## TASK:
Which lines hold the string "standby"? Copy every one of them.

## EXTRACTED RECORDS:
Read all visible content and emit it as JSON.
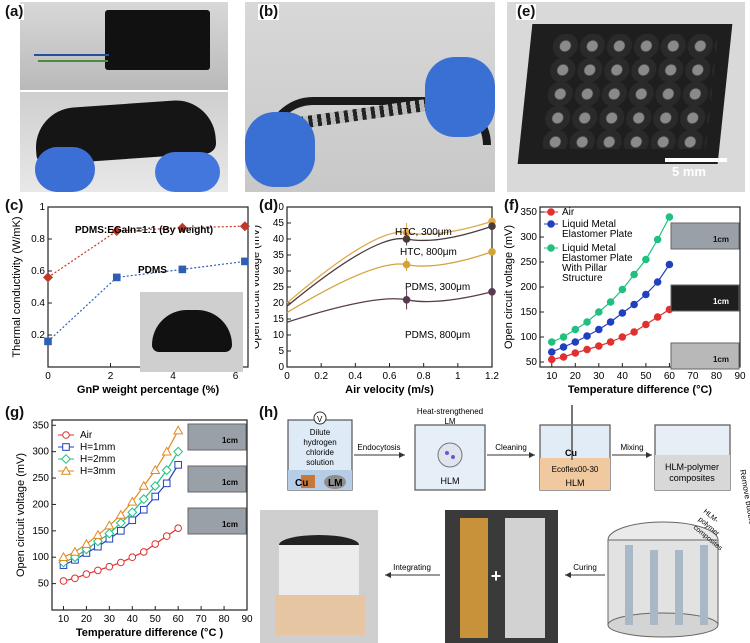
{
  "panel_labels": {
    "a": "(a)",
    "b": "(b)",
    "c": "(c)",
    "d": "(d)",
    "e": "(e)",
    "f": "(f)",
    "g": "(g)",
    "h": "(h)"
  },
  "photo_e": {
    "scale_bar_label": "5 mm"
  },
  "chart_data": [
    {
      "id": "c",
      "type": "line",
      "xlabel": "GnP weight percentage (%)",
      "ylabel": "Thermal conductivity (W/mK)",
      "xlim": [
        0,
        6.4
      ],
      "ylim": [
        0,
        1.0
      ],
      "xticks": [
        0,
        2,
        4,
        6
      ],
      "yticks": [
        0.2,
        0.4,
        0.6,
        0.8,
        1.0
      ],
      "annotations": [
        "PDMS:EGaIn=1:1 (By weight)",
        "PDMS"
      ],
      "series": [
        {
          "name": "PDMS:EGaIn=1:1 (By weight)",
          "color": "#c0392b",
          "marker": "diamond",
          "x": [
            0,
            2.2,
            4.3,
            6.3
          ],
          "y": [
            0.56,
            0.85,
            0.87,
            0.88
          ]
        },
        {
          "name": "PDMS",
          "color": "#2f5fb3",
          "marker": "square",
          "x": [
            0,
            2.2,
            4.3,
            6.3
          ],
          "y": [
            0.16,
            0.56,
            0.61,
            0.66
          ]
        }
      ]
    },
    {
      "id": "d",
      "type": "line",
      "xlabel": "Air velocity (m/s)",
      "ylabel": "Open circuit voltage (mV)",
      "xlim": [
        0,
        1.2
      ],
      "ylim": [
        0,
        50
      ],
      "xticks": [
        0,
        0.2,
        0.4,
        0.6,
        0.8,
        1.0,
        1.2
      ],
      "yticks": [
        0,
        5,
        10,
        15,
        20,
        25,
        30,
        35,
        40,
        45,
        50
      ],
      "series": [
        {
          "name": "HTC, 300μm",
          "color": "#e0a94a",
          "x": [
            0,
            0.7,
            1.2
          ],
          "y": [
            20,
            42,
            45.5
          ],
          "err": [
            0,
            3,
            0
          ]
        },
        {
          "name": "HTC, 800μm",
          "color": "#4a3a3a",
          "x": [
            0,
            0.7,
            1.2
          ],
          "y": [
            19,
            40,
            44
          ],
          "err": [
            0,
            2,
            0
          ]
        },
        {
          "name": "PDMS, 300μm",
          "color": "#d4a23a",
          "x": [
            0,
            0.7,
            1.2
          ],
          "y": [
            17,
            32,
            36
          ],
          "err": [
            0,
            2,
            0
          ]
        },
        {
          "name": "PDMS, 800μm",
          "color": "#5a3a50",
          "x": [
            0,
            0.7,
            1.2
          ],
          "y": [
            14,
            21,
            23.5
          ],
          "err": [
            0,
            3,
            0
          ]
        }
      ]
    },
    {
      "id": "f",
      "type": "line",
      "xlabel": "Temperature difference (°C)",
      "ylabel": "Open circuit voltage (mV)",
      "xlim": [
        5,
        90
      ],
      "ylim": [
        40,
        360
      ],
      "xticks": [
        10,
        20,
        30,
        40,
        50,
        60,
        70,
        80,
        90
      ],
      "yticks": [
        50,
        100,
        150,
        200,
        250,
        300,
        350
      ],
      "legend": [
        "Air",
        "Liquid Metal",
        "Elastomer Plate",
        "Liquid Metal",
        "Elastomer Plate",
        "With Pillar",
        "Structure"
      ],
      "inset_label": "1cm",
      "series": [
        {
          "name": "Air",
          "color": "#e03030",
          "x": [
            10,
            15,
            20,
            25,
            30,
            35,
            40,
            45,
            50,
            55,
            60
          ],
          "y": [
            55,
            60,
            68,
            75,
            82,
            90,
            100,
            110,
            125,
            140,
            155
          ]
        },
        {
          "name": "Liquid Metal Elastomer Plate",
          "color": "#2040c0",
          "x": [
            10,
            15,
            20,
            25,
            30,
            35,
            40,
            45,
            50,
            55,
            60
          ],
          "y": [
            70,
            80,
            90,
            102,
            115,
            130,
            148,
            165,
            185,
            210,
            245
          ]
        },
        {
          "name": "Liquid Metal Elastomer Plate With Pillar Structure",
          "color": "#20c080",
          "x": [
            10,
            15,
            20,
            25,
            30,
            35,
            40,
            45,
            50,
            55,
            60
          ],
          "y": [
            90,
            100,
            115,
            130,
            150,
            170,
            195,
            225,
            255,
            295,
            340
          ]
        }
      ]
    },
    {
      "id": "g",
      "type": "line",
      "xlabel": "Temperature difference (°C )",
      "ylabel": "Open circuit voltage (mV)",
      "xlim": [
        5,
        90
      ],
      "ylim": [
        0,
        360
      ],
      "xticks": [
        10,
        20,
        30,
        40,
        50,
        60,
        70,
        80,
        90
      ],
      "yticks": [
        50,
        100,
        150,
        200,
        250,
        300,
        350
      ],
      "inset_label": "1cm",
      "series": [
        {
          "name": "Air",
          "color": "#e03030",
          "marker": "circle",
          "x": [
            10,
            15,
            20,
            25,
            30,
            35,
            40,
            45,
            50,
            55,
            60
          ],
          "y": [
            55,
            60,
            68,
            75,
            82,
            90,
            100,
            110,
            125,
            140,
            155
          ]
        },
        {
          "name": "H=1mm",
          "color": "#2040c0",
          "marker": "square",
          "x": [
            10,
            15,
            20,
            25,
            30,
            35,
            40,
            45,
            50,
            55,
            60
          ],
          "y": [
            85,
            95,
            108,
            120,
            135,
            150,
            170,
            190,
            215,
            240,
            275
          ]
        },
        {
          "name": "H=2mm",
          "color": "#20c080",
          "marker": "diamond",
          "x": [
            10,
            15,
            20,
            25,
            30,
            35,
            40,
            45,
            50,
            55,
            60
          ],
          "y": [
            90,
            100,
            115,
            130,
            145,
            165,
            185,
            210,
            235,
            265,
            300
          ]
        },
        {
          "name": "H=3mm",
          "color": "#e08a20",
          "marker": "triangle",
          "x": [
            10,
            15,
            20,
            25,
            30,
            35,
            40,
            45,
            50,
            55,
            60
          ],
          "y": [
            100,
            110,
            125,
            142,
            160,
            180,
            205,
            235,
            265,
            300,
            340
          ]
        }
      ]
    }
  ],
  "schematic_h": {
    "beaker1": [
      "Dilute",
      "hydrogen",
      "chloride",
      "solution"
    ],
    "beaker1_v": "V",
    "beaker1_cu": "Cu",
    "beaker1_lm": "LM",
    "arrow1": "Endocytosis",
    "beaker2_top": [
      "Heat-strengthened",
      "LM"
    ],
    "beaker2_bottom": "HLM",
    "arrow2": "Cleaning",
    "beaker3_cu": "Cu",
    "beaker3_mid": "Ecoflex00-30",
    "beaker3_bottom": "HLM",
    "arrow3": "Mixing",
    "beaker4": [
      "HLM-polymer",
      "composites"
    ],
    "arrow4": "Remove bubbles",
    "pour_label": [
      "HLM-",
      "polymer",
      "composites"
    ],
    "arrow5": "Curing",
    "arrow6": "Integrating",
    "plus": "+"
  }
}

* * *

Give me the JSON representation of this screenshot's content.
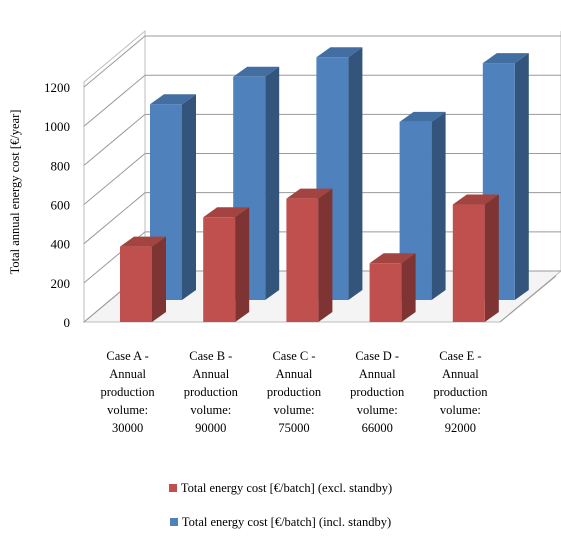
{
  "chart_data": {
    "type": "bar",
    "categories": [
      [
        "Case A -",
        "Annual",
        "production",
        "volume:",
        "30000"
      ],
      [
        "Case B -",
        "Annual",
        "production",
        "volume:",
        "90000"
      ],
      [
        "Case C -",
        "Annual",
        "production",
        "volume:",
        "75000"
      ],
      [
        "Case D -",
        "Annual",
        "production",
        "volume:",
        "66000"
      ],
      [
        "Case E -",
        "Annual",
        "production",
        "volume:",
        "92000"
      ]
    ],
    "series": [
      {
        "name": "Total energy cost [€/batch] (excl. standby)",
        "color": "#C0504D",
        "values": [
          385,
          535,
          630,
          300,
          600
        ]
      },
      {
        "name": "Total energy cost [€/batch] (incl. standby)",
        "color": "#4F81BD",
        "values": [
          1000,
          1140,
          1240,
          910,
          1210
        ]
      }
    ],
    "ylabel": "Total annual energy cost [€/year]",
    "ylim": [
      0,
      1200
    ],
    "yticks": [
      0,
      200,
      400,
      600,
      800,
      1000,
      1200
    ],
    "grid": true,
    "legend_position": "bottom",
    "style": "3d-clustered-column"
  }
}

## ANSWER BELOW:
        "name": "Total energy cost [€/batch] (excl. standby)",
        "name": "Total energy cost [€/batch] (incl. standby)",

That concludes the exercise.